Entries taken from a collection
· · ·
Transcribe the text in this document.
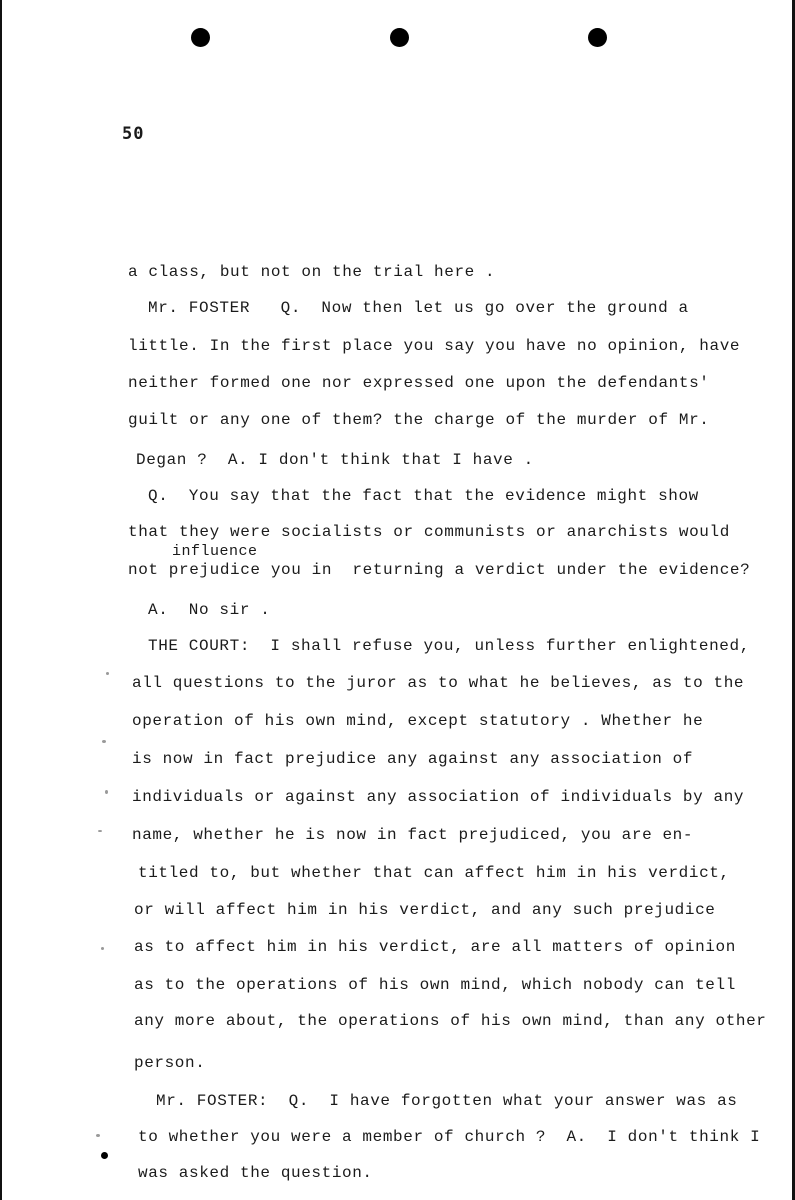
50
a class, but not on the trial here .
Mr. FOSTER   Q.  Now then let us go over the ground a
little. In the first place you say you have no opinion, have
neither formed one nor expressed one upon the defendants'
guilt or any one of them? the charge of the murder of Mr.
Degan ?  A. I don't think that I have .
Q.  You say that the fact that the evidence might show
that they were socialists or communists or anarchists would
influence
not prejudice you in  returning a verdict under the evidence?
A.  No sir .
THE COURT:  I shall refuse you, unless further enlightened,
all questions to the juror as to what he believes, as to the
operation of his own mind, except statutory . Whether he
is now in fact prejudice any against any association of
individuals or against any association of individuals by any
name, whether he is now in fact prejudiced, you are en-
titled to, but whether that can affect him in his verdict,
or will affect him in his verdict, and any such prejudice
as to affect him in his verdict, are all matters of opinion
as to the operations of his own mind, which nobody can tell
any more about, the operations of his own mind, than any other
person.
Mr. FOSTER:  Q.  I have forgotten what your answer was as
to whether you were a member of church ?  A.  I don't think I
was asked the question.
· · ·
Make an exact copy of the records shown above, without the pictures.

Transcribe the text in this document.
50
a class, but not on the trial here .
Mr. FOSTER   Q.  Now then let us go over the ground a
little. In the first place you say you have no opinion, have
neither formed one nor expressed one upon the defendants'
guilt or any one of them? the charge of the murder of Mr.
Degan ?  A. I don't think that I have .
Q.  You say that the fact that the evidence might show
that they were socialists or communists or anarchists would
influence
not prejudice you in  returning a verdict under the evidence?
A.  No sir .
THE COURT:  I shall refuse you, unless further enlightened,
all questions to the juror as to what he believes, as to the
operation of his own mind, except statutory . Whether he
is now in fact prejudice any against any association of
individuals or against any association of individuals by any
name, whether he is now in fact prejudiced, you are en-
titled to, but whether that can affect him in his verdict,
or will affect him in his verdict, and any such prejudice
as to affect him in his verdict, are all matters of opinion
as to the operations of his own mind, which nobody can tell
any more about, the operations of his own mind, than any other
person.
Mr. FOSTER:  Q.  I have forgotten what your answer was as
to whether you were a member of church ?  A.  I don't think I
was asked the question.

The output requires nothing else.